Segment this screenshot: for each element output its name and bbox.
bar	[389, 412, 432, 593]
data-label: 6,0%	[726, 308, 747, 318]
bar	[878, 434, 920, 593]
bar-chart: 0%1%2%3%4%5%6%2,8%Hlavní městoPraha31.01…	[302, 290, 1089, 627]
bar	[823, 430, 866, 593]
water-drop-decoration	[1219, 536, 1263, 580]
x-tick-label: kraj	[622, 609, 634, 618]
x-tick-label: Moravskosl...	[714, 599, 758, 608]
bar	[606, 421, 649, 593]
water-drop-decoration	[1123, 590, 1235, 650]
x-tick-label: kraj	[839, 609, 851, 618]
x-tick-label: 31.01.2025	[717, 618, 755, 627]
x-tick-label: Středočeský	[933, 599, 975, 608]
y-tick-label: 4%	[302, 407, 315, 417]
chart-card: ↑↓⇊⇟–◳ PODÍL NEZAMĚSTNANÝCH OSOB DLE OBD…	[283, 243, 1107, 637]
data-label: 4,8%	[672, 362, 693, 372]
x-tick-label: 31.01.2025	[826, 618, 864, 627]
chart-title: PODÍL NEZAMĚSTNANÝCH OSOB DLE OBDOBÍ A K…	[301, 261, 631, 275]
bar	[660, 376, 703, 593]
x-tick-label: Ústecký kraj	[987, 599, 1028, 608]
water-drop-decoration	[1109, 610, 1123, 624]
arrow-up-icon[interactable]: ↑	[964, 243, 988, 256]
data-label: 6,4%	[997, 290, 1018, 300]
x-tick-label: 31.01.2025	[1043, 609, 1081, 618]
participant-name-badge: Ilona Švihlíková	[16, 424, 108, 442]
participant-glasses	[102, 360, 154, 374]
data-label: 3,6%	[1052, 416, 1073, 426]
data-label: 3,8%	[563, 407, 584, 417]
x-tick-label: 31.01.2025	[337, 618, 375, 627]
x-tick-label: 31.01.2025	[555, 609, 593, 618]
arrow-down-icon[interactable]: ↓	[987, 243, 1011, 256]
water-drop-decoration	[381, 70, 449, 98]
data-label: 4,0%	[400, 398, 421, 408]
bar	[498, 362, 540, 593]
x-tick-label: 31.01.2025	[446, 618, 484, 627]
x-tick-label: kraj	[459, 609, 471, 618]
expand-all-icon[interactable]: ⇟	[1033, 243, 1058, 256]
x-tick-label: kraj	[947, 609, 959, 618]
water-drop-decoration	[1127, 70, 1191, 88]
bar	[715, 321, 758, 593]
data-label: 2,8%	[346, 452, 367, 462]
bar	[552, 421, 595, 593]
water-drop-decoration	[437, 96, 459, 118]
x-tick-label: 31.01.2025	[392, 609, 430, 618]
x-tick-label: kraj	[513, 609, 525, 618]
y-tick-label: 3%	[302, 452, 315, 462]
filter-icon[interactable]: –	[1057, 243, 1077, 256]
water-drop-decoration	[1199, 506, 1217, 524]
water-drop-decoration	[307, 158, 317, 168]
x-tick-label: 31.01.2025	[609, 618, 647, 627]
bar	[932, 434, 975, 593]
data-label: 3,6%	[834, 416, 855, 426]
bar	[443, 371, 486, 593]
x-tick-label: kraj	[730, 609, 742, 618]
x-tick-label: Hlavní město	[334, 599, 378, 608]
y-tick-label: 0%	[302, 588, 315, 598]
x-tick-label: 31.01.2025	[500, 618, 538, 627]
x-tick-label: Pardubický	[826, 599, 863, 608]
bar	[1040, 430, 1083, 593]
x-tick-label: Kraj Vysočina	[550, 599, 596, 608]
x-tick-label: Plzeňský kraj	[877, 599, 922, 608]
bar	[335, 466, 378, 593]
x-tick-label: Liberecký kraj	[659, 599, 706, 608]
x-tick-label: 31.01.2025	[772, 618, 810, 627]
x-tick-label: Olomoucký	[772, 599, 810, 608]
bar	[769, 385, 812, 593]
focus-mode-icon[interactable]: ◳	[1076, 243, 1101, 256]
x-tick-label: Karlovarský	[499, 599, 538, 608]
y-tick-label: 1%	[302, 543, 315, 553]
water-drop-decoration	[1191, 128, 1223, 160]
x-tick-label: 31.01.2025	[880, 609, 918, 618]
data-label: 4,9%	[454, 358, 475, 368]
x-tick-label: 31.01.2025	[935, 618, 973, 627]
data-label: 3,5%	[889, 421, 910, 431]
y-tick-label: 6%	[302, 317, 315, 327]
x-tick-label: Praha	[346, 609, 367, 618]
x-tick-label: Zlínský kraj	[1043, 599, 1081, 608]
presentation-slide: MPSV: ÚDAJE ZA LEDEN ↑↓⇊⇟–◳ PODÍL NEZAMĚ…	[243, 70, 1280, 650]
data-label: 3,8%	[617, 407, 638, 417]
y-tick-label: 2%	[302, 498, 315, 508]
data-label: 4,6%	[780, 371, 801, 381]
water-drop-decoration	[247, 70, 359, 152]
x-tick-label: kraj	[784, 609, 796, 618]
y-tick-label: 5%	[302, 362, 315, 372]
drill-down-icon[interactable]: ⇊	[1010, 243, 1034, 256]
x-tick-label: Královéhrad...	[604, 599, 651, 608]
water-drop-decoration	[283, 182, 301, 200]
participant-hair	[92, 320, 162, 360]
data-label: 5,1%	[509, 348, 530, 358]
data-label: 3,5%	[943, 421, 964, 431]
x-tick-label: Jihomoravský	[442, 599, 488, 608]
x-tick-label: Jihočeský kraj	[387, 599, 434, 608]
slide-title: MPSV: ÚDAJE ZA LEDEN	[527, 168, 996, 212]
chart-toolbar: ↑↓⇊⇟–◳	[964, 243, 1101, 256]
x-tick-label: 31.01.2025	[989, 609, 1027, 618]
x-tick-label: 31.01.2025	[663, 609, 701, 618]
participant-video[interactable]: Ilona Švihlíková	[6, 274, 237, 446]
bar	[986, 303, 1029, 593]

##############################

◆ Work to be completed
Copy the material word for word, from its very first line through the line containing "362, 693, 372]", and include both of those lines.

◆ Answer in full
Segment this screenshot: for each element output its name and bbox.
bar	[389, 412, 432, 593]
data-label: 6,0%	[726, 308, 747, 318]
bar	[878, 434, 920, 593]
bar-chart: 0%1%2%3%4%5%6%2,8%Hlavní městoPraha31.01…	[302, 290, 1089, 627]
bar	[823, 430, 866, 593]
water-drop-decoration	[1219, 536, 1263, 580]
x-tick-label: kraj	[622, 609, 634, 618]
x-tick-label: Moravskosl...	[714, 599, 758, 608]
bar	[606, 421, 649, 593]
water-drop-decoration	[1123, 590, 1235, 650]
x-tick-label: kraj	[839, 609, 851, 618]
x-tick-label: 31.01.2025	[717, 618, 755, 627]
x-tick-label: Středočeský	[933, 599, 975, 608]
y-tick-label: 4%	[302, 407, 315, 417]
chart-card: ↑↓⇊⇟–◳ PODÍL NEZAMĚSTNANÝCH OSOB DLE OBD…	[283, 243, 1107, 637]
data-label: 4,8%	[672, 362, 693, 372]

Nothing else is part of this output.